Stored records:

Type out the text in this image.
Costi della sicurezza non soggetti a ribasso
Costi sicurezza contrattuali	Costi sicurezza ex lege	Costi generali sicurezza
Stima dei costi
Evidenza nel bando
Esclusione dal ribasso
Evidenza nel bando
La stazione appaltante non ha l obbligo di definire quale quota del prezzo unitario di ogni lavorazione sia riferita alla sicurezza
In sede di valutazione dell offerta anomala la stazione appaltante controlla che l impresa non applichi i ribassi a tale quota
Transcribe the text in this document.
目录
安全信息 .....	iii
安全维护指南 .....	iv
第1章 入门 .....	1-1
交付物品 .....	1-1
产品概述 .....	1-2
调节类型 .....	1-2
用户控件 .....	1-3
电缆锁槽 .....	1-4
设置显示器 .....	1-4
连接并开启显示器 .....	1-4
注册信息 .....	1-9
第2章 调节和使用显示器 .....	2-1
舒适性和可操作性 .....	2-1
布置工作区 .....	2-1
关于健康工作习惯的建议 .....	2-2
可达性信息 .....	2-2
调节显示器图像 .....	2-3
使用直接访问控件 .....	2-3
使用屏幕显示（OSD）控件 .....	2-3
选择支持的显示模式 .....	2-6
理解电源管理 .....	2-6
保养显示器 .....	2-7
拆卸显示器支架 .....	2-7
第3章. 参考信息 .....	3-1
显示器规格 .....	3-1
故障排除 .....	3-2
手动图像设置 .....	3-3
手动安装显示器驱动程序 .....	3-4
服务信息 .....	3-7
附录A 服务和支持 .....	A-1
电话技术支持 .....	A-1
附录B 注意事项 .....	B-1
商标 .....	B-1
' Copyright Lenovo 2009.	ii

The task: From the records above, extract each line exactly as shown.

The response:
Type out the text in this image.
Costi della sicurezza non soggetti a ribasso
Costi sicurezza contrattuali	Costi sicurezza ex lege	Costi generali sicurezza
Stima dei costi
Evidenza nel bando
Esclusione dal ribasso
Evidenza nel bando
La stazione appaltante non ha l obbligo di definire quale quota del prezzo unitario di ogni lavorazione sia riferita alla sicurezza
In sede di valutazione dell offerta anomala la stazione appaltante controlla che l impresa non applichi i ribassi a tale quota
Transcribe the text in this document.
目录
安全信息 .....	iii
安全维护指南 .....	iv
第1章 入门 .....	1-1
交付物品 .....	1-1
产品概述 .....	1-2
调节类型 .....	1-2
用户控件 .....	1-3
电缆锁槽 .....	1-4
设置显示器 .....	1-4
连接并开启显示器 .....	1-4
注册信息 .....	1-9
第2章 调节和使用显示器 .....	2-1
舒适性和可操作性 .....	2-1
布置工作区 .....	2-1
关于健康工作习惯的建议 .....	2-2
可达性信息 .....	2-2
调节显示器图像 .....	2-3
使用直接访问控件 .....	2-3
使用屏幕显示（OSD）控件 .....	2-3
选择支持的显示模式 .....	2-6
理解电源管理 .....	2-6
保养显示器 .....	2-7
拆卸显示器支架 .....	2-7
第3章. 参考信息 .....	3-1
显示器规格 .....	3-1
故障排除 .....	3-2
手动图像设置 .....	3-3
手动安装显示器驱动程序 .....	3-4
服务信息 .....	3-7
附录A 服务和支持 .....	A-1
电话技术支持 .....	A-1
附录B 注意事项 .....	B-1
商标 .....	B-1
' Copyright Lenovo 2009.	ii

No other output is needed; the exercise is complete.